EXERCISE REQUIREMENTS –
Write out all entries word for word.

= = =

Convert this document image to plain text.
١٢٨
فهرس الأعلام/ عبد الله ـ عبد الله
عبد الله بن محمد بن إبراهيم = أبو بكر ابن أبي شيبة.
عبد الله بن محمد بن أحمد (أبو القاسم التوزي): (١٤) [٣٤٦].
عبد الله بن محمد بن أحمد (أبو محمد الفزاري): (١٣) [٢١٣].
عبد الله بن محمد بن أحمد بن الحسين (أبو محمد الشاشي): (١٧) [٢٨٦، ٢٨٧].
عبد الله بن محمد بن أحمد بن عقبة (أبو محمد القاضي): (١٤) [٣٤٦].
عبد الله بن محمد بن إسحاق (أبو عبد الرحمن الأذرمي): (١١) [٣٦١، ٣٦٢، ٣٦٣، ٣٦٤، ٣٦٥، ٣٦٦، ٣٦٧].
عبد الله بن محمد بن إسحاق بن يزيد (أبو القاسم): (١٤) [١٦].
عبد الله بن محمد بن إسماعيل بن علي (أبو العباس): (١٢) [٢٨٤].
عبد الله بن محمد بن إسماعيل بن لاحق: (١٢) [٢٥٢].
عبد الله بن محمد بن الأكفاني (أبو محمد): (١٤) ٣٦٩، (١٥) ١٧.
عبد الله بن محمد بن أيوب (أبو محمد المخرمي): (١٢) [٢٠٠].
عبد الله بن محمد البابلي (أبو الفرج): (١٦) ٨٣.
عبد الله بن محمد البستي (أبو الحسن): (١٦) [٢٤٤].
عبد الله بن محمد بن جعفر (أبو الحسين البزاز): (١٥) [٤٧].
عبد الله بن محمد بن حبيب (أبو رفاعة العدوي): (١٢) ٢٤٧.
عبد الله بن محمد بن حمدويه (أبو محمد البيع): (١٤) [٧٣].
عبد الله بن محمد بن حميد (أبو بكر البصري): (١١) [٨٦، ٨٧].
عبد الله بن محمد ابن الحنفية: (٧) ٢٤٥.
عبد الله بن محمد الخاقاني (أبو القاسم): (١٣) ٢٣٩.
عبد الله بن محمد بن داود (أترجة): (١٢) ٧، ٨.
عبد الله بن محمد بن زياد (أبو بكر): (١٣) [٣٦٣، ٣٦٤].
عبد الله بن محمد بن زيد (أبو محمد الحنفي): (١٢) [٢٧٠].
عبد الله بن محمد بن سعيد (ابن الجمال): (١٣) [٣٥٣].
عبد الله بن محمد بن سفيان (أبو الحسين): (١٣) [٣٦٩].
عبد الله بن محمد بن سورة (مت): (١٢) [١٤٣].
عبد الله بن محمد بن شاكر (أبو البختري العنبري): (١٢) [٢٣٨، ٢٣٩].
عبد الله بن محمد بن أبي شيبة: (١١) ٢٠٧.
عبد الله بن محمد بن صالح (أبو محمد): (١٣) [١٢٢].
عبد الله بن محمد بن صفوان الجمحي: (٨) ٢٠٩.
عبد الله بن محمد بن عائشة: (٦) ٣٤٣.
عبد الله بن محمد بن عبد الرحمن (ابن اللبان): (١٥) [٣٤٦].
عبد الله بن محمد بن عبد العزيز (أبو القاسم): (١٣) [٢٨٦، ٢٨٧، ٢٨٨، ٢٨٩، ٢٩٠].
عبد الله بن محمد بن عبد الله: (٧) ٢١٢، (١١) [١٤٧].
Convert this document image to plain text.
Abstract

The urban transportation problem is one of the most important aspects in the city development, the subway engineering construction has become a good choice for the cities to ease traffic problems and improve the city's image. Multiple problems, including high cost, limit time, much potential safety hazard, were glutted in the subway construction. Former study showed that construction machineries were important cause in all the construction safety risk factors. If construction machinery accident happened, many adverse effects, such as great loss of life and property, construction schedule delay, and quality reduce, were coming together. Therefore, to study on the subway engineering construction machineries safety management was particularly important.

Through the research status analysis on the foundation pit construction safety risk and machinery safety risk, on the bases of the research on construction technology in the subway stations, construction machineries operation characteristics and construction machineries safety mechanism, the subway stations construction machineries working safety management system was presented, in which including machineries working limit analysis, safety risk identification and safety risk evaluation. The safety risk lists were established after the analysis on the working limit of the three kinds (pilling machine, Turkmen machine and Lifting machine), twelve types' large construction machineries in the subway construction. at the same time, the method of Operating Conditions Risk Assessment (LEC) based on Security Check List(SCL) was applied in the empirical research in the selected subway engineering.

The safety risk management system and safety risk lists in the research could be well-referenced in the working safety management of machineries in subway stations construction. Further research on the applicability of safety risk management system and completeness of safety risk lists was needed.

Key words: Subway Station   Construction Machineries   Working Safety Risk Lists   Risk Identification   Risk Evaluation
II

= = =

TASK RESULT –
Convert this document image to plain text.
١٢٨
فهرس الأعلام/ عبد الله ـ عبد الله
عبد الله بن محمد بن إبراهيم = أبو بكر ابن أبي شيبة.
عبد الله بن محمد بن أحمد (أبو القاسم التوزي): (١٤) [٣٤٦].
عبد الله بن محمد بن أحمد (أبو محمد الفزاري): (١٣) [٢١٣].
عبد الله بن محمد بن أحمد بن الحسين (أبو محمد الشاشي): (١٧) [٢٨٦، ٢٨٧].
عبد الله بن محمد بن أحمد بن عقبة (أبو محمد القاضي): (١٤) [٣٤٦].
عبد الله بن محمد بن إسحاق (أبو عبد الرحمن الأذرمي): (١١) [٣٦١، ٣٦٢، ٣٦٣، ٣٦٤، ٣٦٥، ٣٦٦، ٣٦٧].
عبد الله بن محمد بن إسحاق بن يزيد (أبو القاسم): (١٤) [١٦].
عبد الله بن محمد بن إسماعيل بن علي (أبو العباس): (١٢) [٢٨٤].
عبد الله بن محمد بن إسماعيل بن لاحق: (١٢) [٢٥٢].
عبد الله بن محمد بن الأكفاني (أبو محمد): (١٤) ٣٦٩، (١٥) ١٧.
عبد الله بن محمد بن أيوب (أبو محمد المخرمي): (١٢) [٢٠٠].
عبد الله بن محمد البابلي (أبو الفرج): (١٦) ٨٣.
عبد الله بن محمد البستي (أبو الحسن): (١٦) [٢٤٤].
عبد الله بن محمد بن جعفر (أبو الحسين البزاز): (١٥) [٤٧].
عبد الله بن محمد بن حبيب (أبو رفاعة العدوي): (١٢) ٢٤٧.
عبد الله بن محمد بن حمدويه (أبو محمد البيع): (١٤) [٧٣].
عبد الله بن محمد بن حميد (أبو بكر البصري): (١١) [٨٦، ٨٧].
عبد الله بن محمد ابن الحنفية: (٧) ٢٤٥.
عبد الله بن محمد الخاقاني (أبو القاسم): (١٣) ٢٣٩.
عبد الله بن محمد بن داود (أترجة): (١٢) ٧، ٨.
عبد الله بن محمد بن زياد (أبو بكر): (١٣) [٣٦٣، ٣٦٤].
عبد الله بن محمد بن زيد (أبو محمد الحنفي): (١٢) [٢٧٠].
عبد الله بن محمد بن سعيد (ابن الجمال): (١٣) [٣٥٣].
عبد الله بن محمد بن سفيان (أبو الحسين): (١٣) [٣٦٩].
عبد الله بن محمد بن سورة (مت): (١٢) [١٤٣].
عبد الله بن محمد بن شاكر (أبو البختري العنبري): (١٢) [٢٣٨، ٢٣٩].
عبد الله بن محمد بن أبي شيبة: (١١) ٢٠٧.
عبد الله بن محمد بن صالح (أبو محمد): (١٣) [١٢٢].
عبد الله بن محمد بن صفوان الجمحي: (٨) ٢٠٩.
عبد الله بن محمد بن عائشة: (٦) ٣٤٣.
عبد الله بن محمد بن عبد الرحمن (ابن اللبان): (١٥) [٣٤٦].
عبد الله بن محمد بن عبد العزيز (أبو القاسم): (١٣) [٢٨٦، ٢٨٧، ٢٨٨، ٢٨٩، ٢٩٠].
عبد الله بن محمد بن عبد الله: (٧) ٢١٢، (١١) [١٤٧].
Convert this document image to plain text.
Abstract

The urban transportation problem is one of the most important aspects in the city development, the subway engineering construction has become a good choice for the cities to ease traffic problems and improve the city's image. Multiple problems, including high cost, limit time, much potential safety hazard, were glutted in the subway construction. Former study showed that construction machineries were important cause in all the construction safety risk factors. If construction machinery accident happened, many adverse effects, such as great loss of life and property, construction schedule delay, and quality reduce, were coming together. Therefore, to study on the subway engineering construction machineries safety management was particularly important.

Through the research status analysis on the foundation pit construction safety risk and machinery safety risk, on the bases of the research on construction technology in the subway stations, construction machineries operation characteristics and construction machineries safety mechanism, the subway stations construction machineries working safety management system was presented, in which including machineries working limit analysis, safety risk identification and safety risk evaluation. The safety risk lists were established after the analysis on the working limit of the three kinds (pilling machine, Turkmen machine and Lifting machine), twelve types' large construction machineries in the subway construction. at the same time, the method of Operating Conditions Risk Assessment (LEC) based on Security Check List(SCL) was applied in the empirical research in the selected subway engineering.

The safety risk management system and safety risk lists in the research could be well-referenced in the working safety management of machineries in subway stations construction. Further research on the applicability of safety risk management system and completeness of safety risk lists was needed.

Key words: Subway Station   Construction Machineries   Working Safety Risk Lists   Risk Identification   Risk Evaluation
II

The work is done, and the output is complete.